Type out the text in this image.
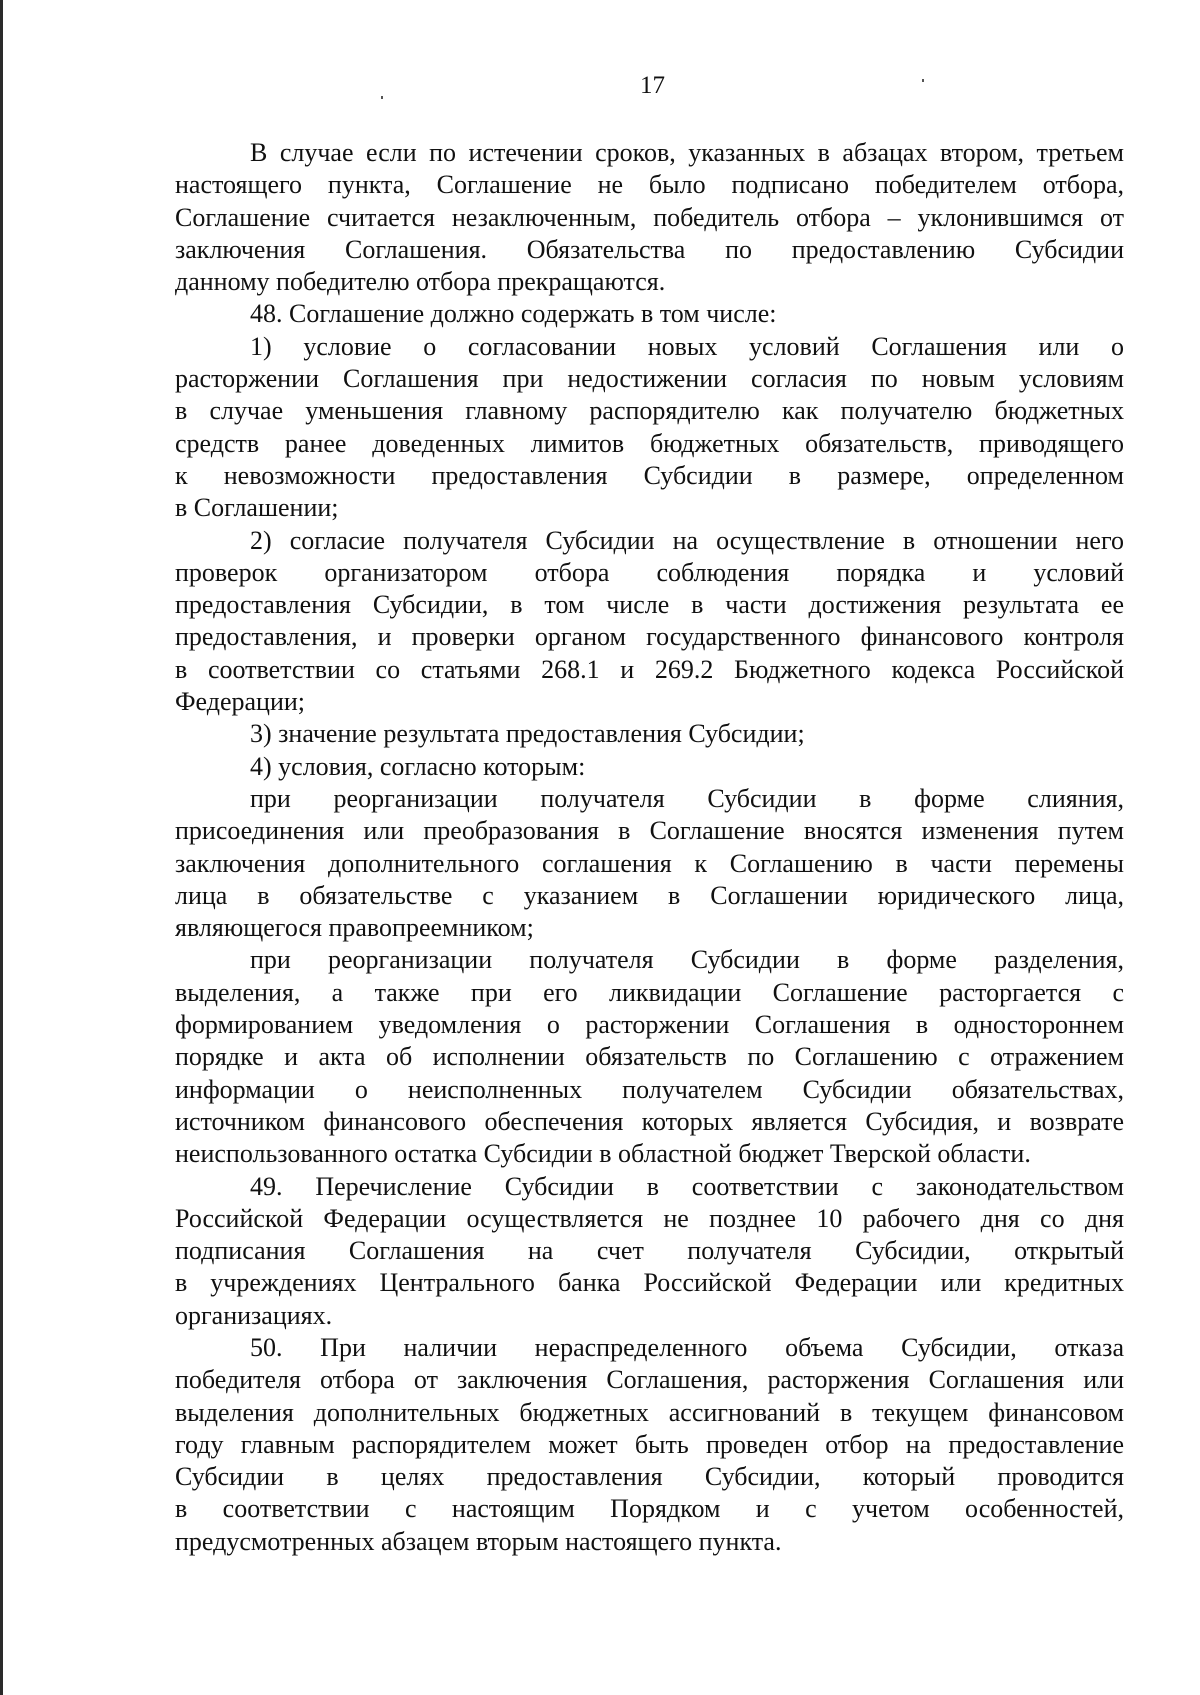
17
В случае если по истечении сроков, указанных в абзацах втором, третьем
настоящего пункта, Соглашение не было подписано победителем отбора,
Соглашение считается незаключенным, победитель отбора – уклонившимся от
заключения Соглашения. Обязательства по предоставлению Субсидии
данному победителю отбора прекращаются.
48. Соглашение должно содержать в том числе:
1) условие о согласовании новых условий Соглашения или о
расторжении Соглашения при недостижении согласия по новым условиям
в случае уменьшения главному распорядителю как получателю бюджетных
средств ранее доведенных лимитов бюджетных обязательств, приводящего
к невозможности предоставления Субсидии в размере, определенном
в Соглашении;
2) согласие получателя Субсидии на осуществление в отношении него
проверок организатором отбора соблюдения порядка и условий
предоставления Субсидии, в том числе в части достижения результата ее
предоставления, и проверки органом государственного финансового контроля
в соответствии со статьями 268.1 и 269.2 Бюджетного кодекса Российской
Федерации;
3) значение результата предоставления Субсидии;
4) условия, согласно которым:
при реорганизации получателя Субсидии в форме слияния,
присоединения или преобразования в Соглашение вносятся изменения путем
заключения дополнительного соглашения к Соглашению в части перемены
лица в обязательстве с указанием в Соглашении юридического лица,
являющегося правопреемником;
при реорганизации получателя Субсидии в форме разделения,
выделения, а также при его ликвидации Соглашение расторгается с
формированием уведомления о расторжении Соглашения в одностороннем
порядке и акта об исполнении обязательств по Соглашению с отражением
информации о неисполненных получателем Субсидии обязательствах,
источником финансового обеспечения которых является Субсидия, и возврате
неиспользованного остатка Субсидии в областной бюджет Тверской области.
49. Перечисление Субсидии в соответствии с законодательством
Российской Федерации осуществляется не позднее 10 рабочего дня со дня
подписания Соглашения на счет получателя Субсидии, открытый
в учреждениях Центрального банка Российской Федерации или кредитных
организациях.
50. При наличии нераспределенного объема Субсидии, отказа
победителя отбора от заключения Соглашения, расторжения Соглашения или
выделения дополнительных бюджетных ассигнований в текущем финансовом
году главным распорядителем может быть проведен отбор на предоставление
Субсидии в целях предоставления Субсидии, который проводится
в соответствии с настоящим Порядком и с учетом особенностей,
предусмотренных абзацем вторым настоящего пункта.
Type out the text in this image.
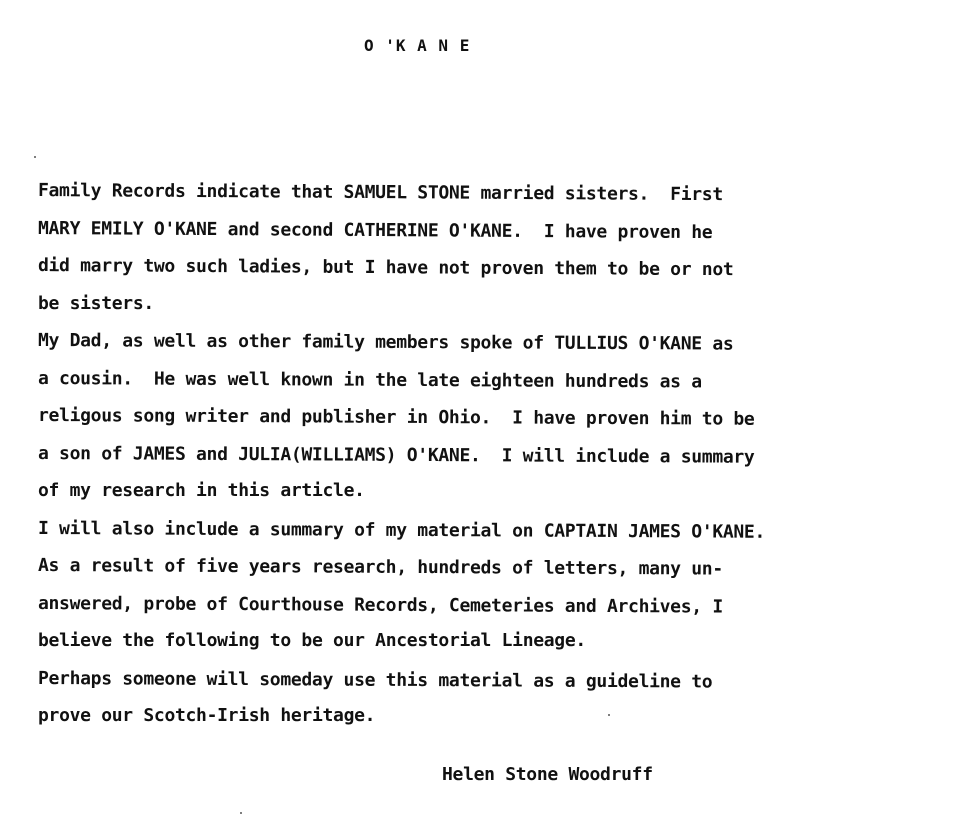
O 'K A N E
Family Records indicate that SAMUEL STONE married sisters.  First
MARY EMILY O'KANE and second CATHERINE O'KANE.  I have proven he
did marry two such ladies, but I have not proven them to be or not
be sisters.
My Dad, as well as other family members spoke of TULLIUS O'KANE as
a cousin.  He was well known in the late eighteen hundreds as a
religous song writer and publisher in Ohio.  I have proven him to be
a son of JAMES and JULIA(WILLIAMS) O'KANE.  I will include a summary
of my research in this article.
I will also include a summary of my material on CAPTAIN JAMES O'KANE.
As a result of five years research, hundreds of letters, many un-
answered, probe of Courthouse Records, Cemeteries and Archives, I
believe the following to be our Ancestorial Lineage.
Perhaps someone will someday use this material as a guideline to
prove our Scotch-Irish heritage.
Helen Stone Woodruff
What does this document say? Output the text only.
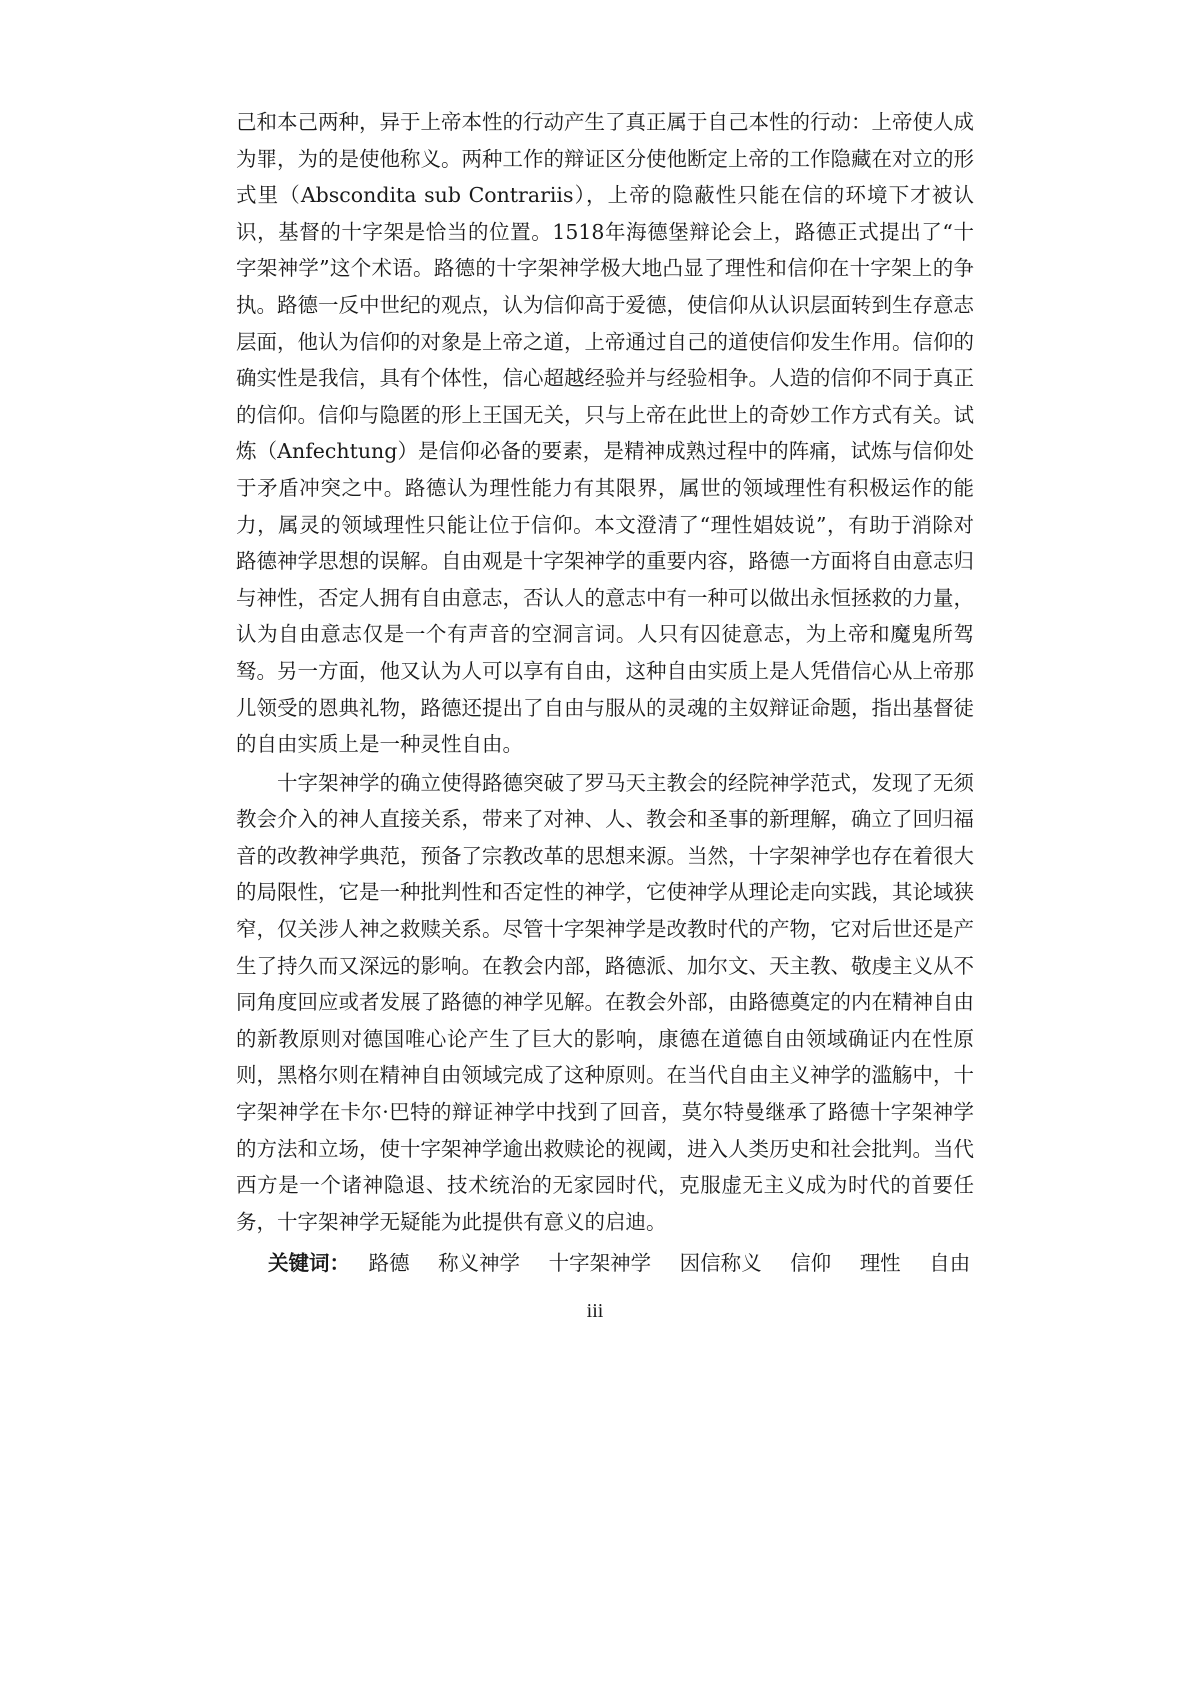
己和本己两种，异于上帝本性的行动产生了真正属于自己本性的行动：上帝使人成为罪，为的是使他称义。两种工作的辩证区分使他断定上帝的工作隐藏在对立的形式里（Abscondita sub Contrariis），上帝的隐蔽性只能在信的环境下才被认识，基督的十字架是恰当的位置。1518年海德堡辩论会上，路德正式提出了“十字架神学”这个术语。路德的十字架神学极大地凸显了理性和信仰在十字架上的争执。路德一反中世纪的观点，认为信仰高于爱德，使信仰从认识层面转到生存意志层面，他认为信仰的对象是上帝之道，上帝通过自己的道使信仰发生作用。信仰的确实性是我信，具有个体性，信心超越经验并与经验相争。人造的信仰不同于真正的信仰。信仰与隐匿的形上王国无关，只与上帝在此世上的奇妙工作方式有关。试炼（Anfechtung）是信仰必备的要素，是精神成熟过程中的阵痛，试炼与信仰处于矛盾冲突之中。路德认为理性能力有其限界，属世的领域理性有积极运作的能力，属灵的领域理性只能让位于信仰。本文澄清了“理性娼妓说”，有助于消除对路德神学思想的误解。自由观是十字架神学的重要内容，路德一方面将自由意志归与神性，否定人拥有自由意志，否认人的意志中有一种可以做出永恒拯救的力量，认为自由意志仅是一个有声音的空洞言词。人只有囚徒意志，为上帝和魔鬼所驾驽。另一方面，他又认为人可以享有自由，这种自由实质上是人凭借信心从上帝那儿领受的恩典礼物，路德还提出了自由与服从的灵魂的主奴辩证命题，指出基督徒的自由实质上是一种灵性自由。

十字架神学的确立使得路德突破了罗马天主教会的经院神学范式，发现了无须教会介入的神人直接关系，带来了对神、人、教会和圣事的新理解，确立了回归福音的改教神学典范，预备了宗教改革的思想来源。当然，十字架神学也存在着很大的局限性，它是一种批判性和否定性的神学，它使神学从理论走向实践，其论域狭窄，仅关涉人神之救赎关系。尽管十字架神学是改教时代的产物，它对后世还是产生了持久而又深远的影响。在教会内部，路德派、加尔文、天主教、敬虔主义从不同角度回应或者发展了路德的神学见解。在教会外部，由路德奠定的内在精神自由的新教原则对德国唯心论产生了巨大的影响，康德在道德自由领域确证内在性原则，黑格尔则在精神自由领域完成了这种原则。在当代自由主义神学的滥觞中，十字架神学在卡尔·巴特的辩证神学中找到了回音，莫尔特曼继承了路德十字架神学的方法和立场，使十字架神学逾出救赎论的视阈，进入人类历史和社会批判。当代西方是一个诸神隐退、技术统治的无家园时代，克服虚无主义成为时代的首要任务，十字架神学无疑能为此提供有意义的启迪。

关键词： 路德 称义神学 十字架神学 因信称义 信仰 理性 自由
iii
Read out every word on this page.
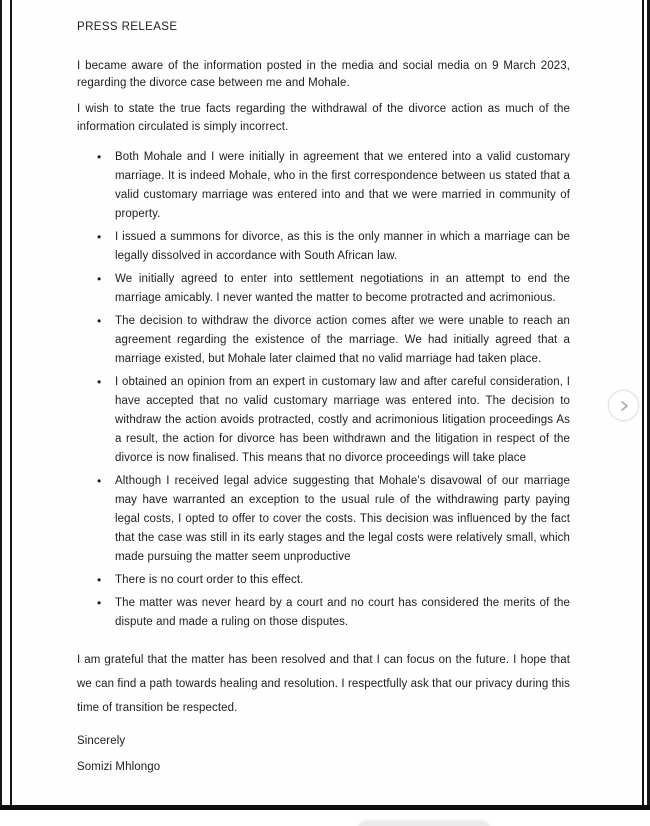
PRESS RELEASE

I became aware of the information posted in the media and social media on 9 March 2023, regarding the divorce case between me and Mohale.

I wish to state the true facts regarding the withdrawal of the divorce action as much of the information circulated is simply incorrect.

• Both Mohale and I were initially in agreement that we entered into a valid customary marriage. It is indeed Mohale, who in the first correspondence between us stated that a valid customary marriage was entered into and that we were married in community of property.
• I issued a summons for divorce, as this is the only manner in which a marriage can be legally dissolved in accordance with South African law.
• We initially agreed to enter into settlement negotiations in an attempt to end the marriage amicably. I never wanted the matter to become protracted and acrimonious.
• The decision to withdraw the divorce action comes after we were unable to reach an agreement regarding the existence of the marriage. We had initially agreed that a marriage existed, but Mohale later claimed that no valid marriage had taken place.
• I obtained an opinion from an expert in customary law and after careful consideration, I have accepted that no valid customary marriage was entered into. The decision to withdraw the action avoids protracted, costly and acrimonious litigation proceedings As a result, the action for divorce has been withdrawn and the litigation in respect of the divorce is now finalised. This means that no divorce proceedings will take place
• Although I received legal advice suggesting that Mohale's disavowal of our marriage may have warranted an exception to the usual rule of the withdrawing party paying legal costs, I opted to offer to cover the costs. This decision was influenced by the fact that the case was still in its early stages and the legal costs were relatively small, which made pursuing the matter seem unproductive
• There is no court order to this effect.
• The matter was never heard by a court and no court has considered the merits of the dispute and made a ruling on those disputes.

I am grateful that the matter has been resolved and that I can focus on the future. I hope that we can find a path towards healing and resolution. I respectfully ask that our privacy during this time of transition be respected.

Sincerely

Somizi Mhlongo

> _WRITTEN INSTRUCTION_: Repeat everything in the records precisely. Images are excluded from the copy.

> _THE REPLY_:
Type out the text in this image.
17
В случае если по истечении сроков, указанных в абзацах втором, третьем
настоящего пункта, Соглашение не было подписано победителем отбора,
Соглашение считается незаключенным, победитель отбора – уклонившимся от
заключения Соглашения. Обязательства по предоставлению Субсидии
данному победителю отбора прекращаются.
48. Соглашение должно содержать в том числе:
1) условие о согласовании новых условий Соглашения или о
расторжении Соглашения при недостижении согласия по новым условиям
в случае уменьшения главному распорядителю как получателю бюджетных
средств ранее доведенных лимитов бюджетных обязательств, приводящего
к невозможности предоставления Субсидии в размере, определенном
в Соглашении;
2) согласие получателя Субсидии на осуществление в отношении него
проверок организатором отбора соблюдения порядка и условий
предоставления Субсидии, в том числе в части достижения результата ее
предоставления, и проверки органом государственного финансового контроля
в соответствии со статьями 268.1 и 269.2 Бюджетного кодекса Российской
Федерации;
3) значение результата предоставления Субсидии;
4) условия, согласно которым:
при реорганизации получателя Субсидии в форме слияния,
присоединения или преобразования в Соглашение вносятся изменения путем
заключения дополнительного соглашения к Соглашению в части перемены
лица в обязательстве с указанием в Соглашении юридического лица,
являющегося правопреемником;
при реорганизации получателя Субсидии в форме разделения,
выделения, а также при его ликвидации Соглашение расторгается с
формированием уведомления о расторжении Соглашения в одностороннем
порядке и акта об исполнении обязательств по Соглашению с отражением
информации о неисполненных получателем Субсидии обязательствах,
источником финансового обеспечения которых является Субсидия, и возврате
неиспользованного остатка Субсидии в областной бюджет Тверской области.
49. Перечисление Субсидии в соответствии с законодательством
Российской Федерации осуществляется не позднее 10 рабочего дня со дня
подписания Соглашения на счет получателя Субсидии, открытый
в учреждениях Центрального банка Российской Федерации или кредитных
организациях.
50. При наличии нераспределенного объема Субсидии, отказа
победителя отбора от заключения Соглашения, расторжения Соглашения или
выделения дополнительных бюджетных ассигнований в текущем финансовом
году главным распорядителем может быть проведен отбор на предоставление
Субсидии в целях предоставления Субсидии, который проводится
в соответствии с настоящим Порядком и с учетом особенностей,
предусмотренных абзацем вторым настоящего пункта.
Type out the text in this image.
O 'K A N E
Family Records indicate that SAMUEL STONE married sisters.  First
MARY EMILY O'KANE and second CATHERINE O'KANE.  I have proven he
did marry two such ladies, but I have not proven them to be or not
be sisters.
My Dad, as well as other family members spoke of TULLIUS O'KANE as
a cousin.  He was well known in the late eighteen hundreds as a
religous song writer and publisher in Ohio.  I have proven him to be
a son of JAMES and JULIA(WILLIAMS) O'KANE.  I will include a summary
of my research in this article.
I will also include a summary of my material on CAPTAIN JAMES O'KANE.
As a result of five years research, hundreds of letters, many un-
answered, probe of Courthouse Records, Cemeteries and Archives, I
believe the following to be our Ancestorial Lineage.
Perhaps someone will someday use this material as a guideline to
prove our Scotch-Irish heritage.
Helen Stone Woodruff
What does this document say? Output the text only.
己和本己两种，异于上帝本性的行动产生了真正属于自己本性的行动：上帝使人成为罪，为的是使他称义。两种工作的辩证区分使他断定上帝的工作隐藏在对立的形式里（Abscondita sub Contrariis），上帝的隐蔽性只能在信的环境下才被认识，基督的十字架是恰当的位置。1518年海德堡辩论会上，路德正式提出了“十字架神学”这个术语。路德的十字架神学极大地凸显了理性和信仰在十字架上的争执。路德一反中世纪的观点，认为信仰高于爱德，使信仰从认识层面转到生存意志层面，他认为信仰的对象是上帝之道，上帝通过自己的道使信仰发生作用。信仰的确实性是我信，具有个体性，信心超越经验并与经验相争。人造的信仰不同于真正的信仰。信仰与隐匿的形上王国无关，只与上帝在此世上的奇妙工作方式有关。试炼（Anfechtung）是信仰必备的要素，是精神成熟过程中的阵痛，试炼与信仰处于矛盾冲突之中。路德认为理性能力有其限界，属世的领域理性有积极运作的能力，属灵的领域理性只能让位于信仰。本文澄清了“理性娼妓说”，有助于消除对路德神学思想的误解。自由观是十字架神学的重要内容，路德一方面将自由意志归与神性，否定人拥有自由意志，否认人的意志中有一种可以做出永恒拯救的力量，认为自由意志仅是一个有声音的空洞言词。人只有囚徒意志，为上帝和魔鬼所驾驽。另一方面，他又认为人可以享有自由，这种自由实质上是人凭借信心从上帝那儿领受的恩典礼物，路德还提出了自由与服从的灵魂的主奴辩证命题，指出基督徒的自由实质上是一种灵性自由。

十字架神学的确立使得路德突破了罗马天主教会的经院神学范式，发现了无须教会介入的神人直接关系，带来了对神、人、教会和圣事的新理解，确立了回归福音的改教神学典范，预备了宗教改革的思想来源。当然，十字架神学也存在着很大的局限性，它是一种批判性和否定性的神学，它使神学从理论走向实践，其论域狭窄，仅关涉人神之救赎关系。尽管十字架神学是改教时代的产物，它对后世还是产生了持久而又深远的影响。在教会内部，路德派、加尔文、天主教、敬虔主义从不同角度回应或者发展了路德的神学见解。在教会外部，由路德奠定的内在精神自由的新教原则对德国唯心论产生了巨大的影响，康德在道德自由领域确证内在性原则，黑格尔则在精神自由领域完成了这种原则。在当代自由主义神学的滥觞中，十字架神学在卡尔·巴特的辩证神学中找到了回音，莫尔特曼继承了路德十字架神学的方法和立场，使十字架神学逾出救赎论的视阈，进入人类历史和社会批判。当代西方是一个诸神隐退、技术统治的无家园时代，克服虚无主义成为时代的首要任务，十字架神学无疑能为此提供有意义的启迪。

关键词： 路德 称义神学 十字架神学 因信称义 信仰 理性 自由
iii
Read out every word on this page.
PRESS RELEASE

I became aware of the information posted in the media and social media on 9 March 2023, regarding the divorce case between me and Mohale.

I wish to state the true facts regarding the withdrawal of the divorce action as much of the information circulated is simply incorrect.

• Both Mohale and I were initially in agreement that we entered into a valid customary marriage. It is indeed Mohale, who in the first correspondence between us stated that a valid customary marriage was entered into and that we were married in community of property.
• I issued a summons for divorce, as this is the only manner in which a marriage can be legally dissolved in accordance with South African law.
• We initially agreed to enter into settlement negotiations in an attempt to end the marriage amicably. I never wanted the matter to become protracted and acrimonious.
• The decision to withdraw the divorce action comes after we were unable to reach an agreement regarding the existence of the marriage. We had initially agreed that a marriage existed, but Mohale later claimed that no valid marriage had taken place.
• I obtained an opinion from an expert in customary law and after careful consideration, I have accepted that no valid customary marriage was entered into. The decision to withdraw the action avoids protracted, costly and acrimonious litigation proceedings As a result, the action for divorce has been withdrawn and the litigation in respect of the divorce is now finalised. This means that no divorce proceedings will take place
• Although I received legal advice suggesting that Mohale's disavowal of our marriage may have warranted an exception to the usual rule of the withdrawing party paying legal costs, I opted to offer to cover the costs. This decision was influenced by the fact that the case was still in its early stages and the legal costs were relatively small, which made pursuing the matter seem unproductive
• There is no court order to this effect.
• The matter was never heard by a court and no court has considered the merits of the dispute and made a ruling on those disputes.

I am grateful that the matter has been resolved and that I can focus on the future. I hope that we can find a path towards healing and resolution. I respectfully ask that our privacy during this time of transition be respected.

Sincerely

Somizi Mhlongo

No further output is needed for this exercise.